**What you need to do:** For each line in the data below that holds "式谓元伯曰", return a copy.
━━ Extracted material
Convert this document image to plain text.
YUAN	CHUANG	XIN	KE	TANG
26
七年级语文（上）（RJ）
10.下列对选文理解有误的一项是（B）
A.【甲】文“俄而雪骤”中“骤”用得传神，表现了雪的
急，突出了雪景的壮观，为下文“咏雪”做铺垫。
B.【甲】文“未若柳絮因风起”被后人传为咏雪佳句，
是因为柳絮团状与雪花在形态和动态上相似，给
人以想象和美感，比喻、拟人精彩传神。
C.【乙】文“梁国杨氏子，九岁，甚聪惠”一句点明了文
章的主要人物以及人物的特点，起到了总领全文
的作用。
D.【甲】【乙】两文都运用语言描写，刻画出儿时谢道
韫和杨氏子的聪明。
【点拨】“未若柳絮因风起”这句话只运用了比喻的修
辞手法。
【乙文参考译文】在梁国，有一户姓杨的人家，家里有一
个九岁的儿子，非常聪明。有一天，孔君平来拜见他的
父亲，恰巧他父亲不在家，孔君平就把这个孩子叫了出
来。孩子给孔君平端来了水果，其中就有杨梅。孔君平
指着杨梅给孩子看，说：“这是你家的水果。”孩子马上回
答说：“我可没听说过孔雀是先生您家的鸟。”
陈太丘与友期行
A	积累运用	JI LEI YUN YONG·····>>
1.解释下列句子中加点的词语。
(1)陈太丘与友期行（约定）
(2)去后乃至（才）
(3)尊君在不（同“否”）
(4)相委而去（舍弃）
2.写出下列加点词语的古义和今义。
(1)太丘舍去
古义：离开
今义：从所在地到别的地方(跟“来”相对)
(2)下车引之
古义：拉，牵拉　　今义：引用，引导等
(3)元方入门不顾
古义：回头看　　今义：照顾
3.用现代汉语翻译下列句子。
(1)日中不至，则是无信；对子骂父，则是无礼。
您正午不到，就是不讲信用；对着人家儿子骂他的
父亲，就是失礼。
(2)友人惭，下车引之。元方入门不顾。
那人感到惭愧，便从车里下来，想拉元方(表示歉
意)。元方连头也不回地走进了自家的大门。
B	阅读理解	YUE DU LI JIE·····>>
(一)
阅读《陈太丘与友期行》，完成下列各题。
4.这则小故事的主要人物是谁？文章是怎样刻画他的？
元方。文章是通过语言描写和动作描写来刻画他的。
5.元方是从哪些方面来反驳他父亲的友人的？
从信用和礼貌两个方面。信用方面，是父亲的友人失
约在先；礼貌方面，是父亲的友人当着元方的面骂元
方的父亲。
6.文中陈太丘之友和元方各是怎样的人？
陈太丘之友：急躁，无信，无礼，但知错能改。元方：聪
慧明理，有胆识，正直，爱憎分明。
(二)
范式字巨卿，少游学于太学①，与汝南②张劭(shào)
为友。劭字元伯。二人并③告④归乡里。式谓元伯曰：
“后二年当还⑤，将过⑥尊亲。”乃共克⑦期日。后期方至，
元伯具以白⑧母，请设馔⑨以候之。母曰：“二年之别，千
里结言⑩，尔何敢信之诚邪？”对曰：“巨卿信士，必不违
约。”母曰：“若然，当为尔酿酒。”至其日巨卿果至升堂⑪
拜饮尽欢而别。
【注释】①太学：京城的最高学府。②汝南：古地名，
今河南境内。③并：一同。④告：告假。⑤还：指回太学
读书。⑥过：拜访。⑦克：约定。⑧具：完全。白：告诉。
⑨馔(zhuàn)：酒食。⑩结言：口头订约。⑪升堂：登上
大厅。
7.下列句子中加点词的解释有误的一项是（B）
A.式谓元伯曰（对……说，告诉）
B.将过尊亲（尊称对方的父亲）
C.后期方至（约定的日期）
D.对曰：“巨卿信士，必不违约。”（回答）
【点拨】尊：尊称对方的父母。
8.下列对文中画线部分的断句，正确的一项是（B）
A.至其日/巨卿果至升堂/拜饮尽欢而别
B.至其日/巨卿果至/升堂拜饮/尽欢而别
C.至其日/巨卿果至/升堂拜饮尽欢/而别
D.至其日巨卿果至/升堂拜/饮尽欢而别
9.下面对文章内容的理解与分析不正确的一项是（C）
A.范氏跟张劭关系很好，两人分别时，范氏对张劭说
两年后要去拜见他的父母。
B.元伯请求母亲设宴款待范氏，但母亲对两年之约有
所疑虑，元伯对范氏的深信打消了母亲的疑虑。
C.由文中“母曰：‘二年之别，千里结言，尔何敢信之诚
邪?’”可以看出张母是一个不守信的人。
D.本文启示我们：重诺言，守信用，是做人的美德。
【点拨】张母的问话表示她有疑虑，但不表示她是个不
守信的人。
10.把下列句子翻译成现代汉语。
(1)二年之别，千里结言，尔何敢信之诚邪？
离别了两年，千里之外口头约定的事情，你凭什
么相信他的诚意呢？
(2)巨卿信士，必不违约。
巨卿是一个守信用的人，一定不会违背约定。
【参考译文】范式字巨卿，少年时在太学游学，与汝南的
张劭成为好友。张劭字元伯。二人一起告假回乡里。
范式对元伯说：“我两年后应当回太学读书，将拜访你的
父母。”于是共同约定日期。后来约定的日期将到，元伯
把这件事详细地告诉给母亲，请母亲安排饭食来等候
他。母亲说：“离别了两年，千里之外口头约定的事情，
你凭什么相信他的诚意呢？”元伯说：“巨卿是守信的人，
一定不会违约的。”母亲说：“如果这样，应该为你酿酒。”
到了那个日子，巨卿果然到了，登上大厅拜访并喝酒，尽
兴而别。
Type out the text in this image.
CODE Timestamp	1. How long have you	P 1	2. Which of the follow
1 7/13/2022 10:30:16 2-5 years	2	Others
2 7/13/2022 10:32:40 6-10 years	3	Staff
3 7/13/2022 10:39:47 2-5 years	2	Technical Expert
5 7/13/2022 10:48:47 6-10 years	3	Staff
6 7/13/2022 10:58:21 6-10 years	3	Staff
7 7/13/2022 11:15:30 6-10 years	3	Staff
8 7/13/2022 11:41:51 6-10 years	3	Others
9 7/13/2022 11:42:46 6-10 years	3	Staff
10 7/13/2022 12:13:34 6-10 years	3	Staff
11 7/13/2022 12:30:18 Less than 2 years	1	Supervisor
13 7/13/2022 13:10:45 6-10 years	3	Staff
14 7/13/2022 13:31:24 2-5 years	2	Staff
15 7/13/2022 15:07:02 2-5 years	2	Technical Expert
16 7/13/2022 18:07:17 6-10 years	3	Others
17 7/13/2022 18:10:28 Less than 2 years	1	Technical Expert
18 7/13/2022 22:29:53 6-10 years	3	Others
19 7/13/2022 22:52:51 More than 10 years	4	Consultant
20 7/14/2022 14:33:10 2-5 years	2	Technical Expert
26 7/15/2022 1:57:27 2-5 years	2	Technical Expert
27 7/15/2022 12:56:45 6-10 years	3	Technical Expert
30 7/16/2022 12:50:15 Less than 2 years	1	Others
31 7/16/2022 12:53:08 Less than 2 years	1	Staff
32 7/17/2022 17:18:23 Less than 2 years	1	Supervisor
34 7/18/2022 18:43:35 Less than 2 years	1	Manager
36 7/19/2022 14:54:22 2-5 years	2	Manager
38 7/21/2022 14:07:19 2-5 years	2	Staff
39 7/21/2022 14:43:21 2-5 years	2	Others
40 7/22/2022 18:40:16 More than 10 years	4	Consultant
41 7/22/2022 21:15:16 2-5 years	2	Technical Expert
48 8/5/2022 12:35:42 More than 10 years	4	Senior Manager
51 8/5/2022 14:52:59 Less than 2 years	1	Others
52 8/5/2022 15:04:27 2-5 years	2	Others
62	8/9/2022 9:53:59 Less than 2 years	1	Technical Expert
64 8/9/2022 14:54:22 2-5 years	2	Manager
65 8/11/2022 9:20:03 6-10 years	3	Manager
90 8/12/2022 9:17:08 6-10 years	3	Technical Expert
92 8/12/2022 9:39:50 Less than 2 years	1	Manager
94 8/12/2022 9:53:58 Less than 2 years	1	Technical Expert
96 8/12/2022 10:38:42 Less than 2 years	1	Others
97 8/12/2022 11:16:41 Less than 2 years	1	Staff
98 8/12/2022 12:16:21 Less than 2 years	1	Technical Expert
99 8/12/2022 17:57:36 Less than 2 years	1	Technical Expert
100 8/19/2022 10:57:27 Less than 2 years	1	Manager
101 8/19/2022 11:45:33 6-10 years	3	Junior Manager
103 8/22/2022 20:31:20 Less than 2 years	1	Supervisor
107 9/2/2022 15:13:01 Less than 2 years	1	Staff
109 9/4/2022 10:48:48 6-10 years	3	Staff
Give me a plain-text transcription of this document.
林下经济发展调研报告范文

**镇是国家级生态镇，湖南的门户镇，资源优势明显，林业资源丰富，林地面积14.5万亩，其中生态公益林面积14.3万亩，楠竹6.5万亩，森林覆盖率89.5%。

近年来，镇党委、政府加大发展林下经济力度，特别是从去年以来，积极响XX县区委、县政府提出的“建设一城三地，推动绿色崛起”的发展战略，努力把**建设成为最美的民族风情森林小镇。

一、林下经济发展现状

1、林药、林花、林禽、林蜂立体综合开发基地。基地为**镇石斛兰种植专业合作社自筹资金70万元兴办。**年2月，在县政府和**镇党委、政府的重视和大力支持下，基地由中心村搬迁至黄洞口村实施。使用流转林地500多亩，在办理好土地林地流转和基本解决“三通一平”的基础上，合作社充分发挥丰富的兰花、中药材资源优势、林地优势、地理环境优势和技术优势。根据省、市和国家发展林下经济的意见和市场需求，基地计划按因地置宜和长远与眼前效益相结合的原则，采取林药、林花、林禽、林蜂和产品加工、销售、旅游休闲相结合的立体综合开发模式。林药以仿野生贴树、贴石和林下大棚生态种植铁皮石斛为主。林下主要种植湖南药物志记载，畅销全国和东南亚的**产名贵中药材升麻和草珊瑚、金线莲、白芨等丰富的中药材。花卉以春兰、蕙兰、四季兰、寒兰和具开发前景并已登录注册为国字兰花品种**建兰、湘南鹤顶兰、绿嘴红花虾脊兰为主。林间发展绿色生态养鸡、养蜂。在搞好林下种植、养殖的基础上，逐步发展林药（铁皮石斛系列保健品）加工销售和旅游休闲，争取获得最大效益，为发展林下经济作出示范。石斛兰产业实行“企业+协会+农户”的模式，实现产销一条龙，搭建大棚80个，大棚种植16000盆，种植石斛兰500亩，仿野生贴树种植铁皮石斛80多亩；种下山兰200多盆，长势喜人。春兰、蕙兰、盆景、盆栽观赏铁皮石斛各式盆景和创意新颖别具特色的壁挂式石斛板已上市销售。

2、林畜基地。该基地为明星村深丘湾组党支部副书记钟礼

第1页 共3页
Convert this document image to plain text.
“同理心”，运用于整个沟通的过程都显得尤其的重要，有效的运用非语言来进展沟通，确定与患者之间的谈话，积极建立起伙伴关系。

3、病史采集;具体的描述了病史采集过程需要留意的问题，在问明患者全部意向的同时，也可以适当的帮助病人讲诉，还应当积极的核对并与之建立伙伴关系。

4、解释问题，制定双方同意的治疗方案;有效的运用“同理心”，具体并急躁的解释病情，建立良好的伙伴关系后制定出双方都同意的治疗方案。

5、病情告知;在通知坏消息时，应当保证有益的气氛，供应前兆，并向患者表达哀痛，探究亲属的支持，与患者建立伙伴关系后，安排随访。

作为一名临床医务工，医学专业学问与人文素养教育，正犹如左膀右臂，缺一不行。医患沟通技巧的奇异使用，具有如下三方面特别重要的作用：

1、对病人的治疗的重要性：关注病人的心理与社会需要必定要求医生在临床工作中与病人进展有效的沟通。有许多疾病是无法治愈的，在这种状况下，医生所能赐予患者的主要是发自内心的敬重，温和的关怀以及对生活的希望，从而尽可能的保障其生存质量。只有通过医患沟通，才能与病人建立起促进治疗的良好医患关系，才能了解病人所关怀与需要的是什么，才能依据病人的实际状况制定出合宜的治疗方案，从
━━━━
**Problem solution:**
为友。劭字元伯。二人并③告④归乡里。式谓元伯曰：
A.式谓元伯曰（对……说，告诉）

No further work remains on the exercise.